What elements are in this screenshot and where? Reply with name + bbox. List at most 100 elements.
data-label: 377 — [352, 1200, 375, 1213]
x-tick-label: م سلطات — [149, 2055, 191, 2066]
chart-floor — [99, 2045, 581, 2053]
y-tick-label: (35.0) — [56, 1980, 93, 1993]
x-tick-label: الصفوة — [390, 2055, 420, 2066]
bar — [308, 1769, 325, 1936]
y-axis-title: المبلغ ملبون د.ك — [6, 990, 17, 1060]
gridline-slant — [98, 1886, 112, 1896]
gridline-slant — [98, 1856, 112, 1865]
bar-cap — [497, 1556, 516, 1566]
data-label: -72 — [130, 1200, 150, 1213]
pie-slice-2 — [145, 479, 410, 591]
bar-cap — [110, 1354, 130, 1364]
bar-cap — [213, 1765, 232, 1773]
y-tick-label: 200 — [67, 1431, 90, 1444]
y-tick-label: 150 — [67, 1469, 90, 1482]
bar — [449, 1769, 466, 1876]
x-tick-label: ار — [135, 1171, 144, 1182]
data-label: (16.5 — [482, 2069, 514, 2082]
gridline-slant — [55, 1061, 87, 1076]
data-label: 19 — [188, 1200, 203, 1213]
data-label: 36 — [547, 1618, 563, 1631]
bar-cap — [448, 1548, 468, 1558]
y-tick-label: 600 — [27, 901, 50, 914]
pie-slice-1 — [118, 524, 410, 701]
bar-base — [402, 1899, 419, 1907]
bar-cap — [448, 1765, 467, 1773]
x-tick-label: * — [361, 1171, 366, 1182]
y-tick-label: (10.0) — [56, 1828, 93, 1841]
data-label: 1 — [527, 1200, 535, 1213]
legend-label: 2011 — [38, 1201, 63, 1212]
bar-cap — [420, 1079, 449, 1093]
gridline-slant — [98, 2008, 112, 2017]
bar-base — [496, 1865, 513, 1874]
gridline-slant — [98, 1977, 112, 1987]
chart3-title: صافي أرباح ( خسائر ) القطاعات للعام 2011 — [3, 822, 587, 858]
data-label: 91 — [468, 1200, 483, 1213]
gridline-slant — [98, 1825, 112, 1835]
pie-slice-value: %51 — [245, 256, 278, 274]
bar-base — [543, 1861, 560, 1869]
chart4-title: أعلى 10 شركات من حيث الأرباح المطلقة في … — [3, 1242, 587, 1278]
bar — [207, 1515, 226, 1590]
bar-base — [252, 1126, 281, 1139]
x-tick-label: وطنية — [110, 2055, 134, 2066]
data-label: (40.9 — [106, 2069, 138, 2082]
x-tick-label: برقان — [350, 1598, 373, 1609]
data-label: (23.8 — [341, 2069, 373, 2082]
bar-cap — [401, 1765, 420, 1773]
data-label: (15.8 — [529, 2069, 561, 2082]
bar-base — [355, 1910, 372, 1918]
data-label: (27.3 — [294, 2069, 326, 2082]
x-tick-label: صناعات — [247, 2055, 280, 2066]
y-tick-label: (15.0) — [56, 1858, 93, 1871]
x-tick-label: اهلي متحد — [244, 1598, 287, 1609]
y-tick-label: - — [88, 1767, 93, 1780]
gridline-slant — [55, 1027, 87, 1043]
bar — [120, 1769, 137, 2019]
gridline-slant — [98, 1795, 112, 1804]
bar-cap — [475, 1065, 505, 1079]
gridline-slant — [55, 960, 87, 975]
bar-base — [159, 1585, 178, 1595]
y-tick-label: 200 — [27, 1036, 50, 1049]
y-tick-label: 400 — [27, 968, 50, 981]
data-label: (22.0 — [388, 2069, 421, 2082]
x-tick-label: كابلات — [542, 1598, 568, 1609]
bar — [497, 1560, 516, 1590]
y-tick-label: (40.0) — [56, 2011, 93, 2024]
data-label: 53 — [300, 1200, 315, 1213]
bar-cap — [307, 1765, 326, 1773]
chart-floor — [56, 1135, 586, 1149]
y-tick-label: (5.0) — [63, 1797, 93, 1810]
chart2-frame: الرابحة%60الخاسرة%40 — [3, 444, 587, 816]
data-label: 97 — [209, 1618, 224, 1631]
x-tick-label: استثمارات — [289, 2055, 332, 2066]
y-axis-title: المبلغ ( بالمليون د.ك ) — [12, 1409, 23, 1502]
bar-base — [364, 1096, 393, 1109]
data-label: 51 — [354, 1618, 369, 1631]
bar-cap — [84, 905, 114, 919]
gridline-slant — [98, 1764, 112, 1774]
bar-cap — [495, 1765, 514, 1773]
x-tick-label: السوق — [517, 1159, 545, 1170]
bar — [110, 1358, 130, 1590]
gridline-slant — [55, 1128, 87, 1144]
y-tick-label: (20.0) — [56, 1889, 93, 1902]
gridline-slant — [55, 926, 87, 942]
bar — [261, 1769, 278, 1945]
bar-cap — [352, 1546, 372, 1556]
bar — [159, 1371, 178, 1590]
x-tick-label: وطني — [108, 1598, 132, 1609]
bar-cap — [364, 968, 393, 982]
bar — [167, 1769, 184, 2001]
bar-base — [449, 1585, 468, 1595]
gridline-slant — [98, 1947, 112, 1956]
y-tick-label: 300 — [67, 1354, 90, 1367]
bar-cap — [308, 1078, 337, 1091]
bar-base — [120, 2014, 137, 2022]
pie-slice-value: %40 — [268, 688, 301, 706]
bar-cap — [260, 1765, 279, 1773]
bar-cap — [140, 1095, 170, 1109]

== == ==

### TASK DETAILS
Reproduce every one of the entries above character for character.

### SOLVED PROBLEM
What elements are in this screenshot and where? Reply with name + bbox. List at most 100 elements.
data-label: 377 — [352, 1200, 375, 1213]
x-tick-label: م سلطات — [149, 2055, 191, 2066]
chart-floor — [99, 2045, 581, 2053]
y-tick-label: (35.0) — [56, 1980, 93, 1993]
x-tick-label: الصفوة — [390, 2055, 420, 2066]
bar — [308, 1769, 325, 1936]
y-axis-title: المبلغ ملبون د.ك — [6, 990, 17, 1060]
gridline-slant — [98, 1886, 112, 1896]
gridline-slant — [98, 1856, 112, 1865]
bar-cap — [497, 1556, 516, 1566]
data-label: -72 — [130, 1200, 150, 1213]
pie-slice-2 — [145, 479, 410, 591]
bar-cap — [110, 1354, 130, 1364]
bar-cap — [213, 1765, 232, 1773]
y-tick-label: 200 — [67, 1431, 90, 1444]
y-tick-label: 150 — [67, 1469, 90, 1482]
bar — [449, 1769, 466, 1876]
x-tick-label: ار — [135, 1171, 144, 1182]
data-label: (16.5 — [482, 2069, 514, 2082]
gridline-slant — [55, 1061, 87, 1076]
data-label: 19 — [188, 1200, 203, 1213]
data-label: 36 — [547, 1618, 563, 1631]
bar-cap — [448, 1548, 468, 1558]
y-tick-label: 600 — [27, 901, 50, 914]
pie-slice-1 — [118, 524, 410, 701]
bar-base — [402, 1899, 419, 1907]
bar-cap — [448, 1765, 467, 1773]
x-tick-label: * — [361, 1171, 366, 1182]
y-tick-label: (10.0) — [56, 1828, 93, 1841]
data-label: 1 — [527, 1200, 535, 1213]
legend-label: 2011 — [38, 1201, 63, 1212]
bar-cap — [420, 1079, 449, 1093]
gridline-slant — [98, 2008, 112, 2017]
bar-base — [496, 1865, 513, 1874]
gridline-slant — [98, 1977, 112, 1987]
chart3-title: صافي أرباح ( خسائر ) القطاعات للعام 2011 — [3, 822, 587, 858]
data-label: 91 — [468, 1200, 483, 1213]
gridline-slant — [98, 1825, 112, 1835]
pie-slice-value: %51 — [245, 256, 278, 274]
bar-base — [543, 1861, 560, 1869]
chart4-title: أعلى 10 شركات من حيث الأرباح المطلقة في … — [3, 1242, 587, 1278]
bar — [207, 1515, 226, 1590]
bar-base — [252, 1126, 281, 1139]
x-tick-label: وطنية — [110, 2055, 134, 2066]
data-label: (40.9 — [106, 2069, 138, 2082]
x-tick-label: برقان — [350, 1598, 373, 1609]
data-label: (23.8 — [341, 2069, 373, 2082]
bar-cap — [401, 1765, 420, 1773]
data-label: (15.8 — [529, 2069, 561, 2082]
bar-base — [355, 1910, 372, 1918]
data-label: (27.3 — [294, 2069, 326, 2082]
x-tick-label: صناعات — [247, 2055, 280, 2066]
y-tick-label: (15.0) — [56, 1858, 93, 1871]
x-tick-label: اهلي متحد — [244, 1598, 287, 1609]
y-tick-label: - — [88, 1767, 93, 1780]
gridline-slant — [55, 1027, 87, 1043]
bar — [120, 1769, 137, 2019]
gridline-slant — [98, 1795, 112, 1804]
bar-cap — [475, 1065, 505, 1079]
gridline-slant — [55, 960, 87, 975]
bar-base — [159, 1585, 178, 1595]
y-tick-label: 200 — [27, 1036, 50, 1049]
y-tick-label: 400 — [27, 968, 50, 981]
data-label: (22.0 — [388, 2069, 421, 2082]
x-tick-label: كابلات — [542, 1598, 568, 1609]
bar — [497, 1560, 516, 1590]
y-tick-label: (40.0) — [56, 2011, 93, 2024]
data-label: 53 — [300, 1200, 315, 1213]
bar-cap — [307, 1765, 326, 1773]
chart-floor — [56, 1135, 586, 1149]
y-tick-label: (5.0) — [63, 1797, 93, 1810]
chart2-frame: الرابحة%60الخاسرة%40 — [3, 444, 587, 816]
data-label: 97 — [209, 1618, 224, 1631]
x-tick-label: استثمارات — [289, 2055, 332, 2066]
y-axis-title: المبلغ ( بالمليون د.ك ) — [12, 1409, 23, 1502]
bar-base — [364, 1096, 393, 1109]
data-label: 51 — [354, 1618, 369, 1631]
bar-cap — [84, 905, 114, 919]
gridline-slant — [98, 1764, 112, 1774]
bar-cap — [495, 1765, 514, 1773]
x-tick-label: السوق — [517, 1159, 545, 1170]
bar — [110, 1358, 130, 1590]
gridline-slant — [55, 1128, 87, 1144]
y-tick-label: (20.0) — [56, 1889, 93, 1902]
gridline-slant — [55, 926, 87, 942]
bar — [261, 1769, 278, 1945]
bar-cap — [352, 1546, 372, 1556]
bar — [159, 1371, 178, 1590]
x-tick-label: وطني — [108, 1598, 132, 1609]
bar-cap — [364, 968, 393, 982]
bar — [167, 1769, 184, 2001]
bar-base — [449, 1585, 468, 1595]
gridline-slant — [98, 1947, 112, 1956]
y-tick-label: 300 — [67, 1354, 90, 1367]
bar-cap — [308, 1078, 337, 1091]
bar-base — [120, 2014, 137, 2022]
pie-slice-value: %40 — [268, 688, 301, 706]
bar-cap — [260, 1765, 279, 1773]
bar-cap — [140, 1095, 170, 1109]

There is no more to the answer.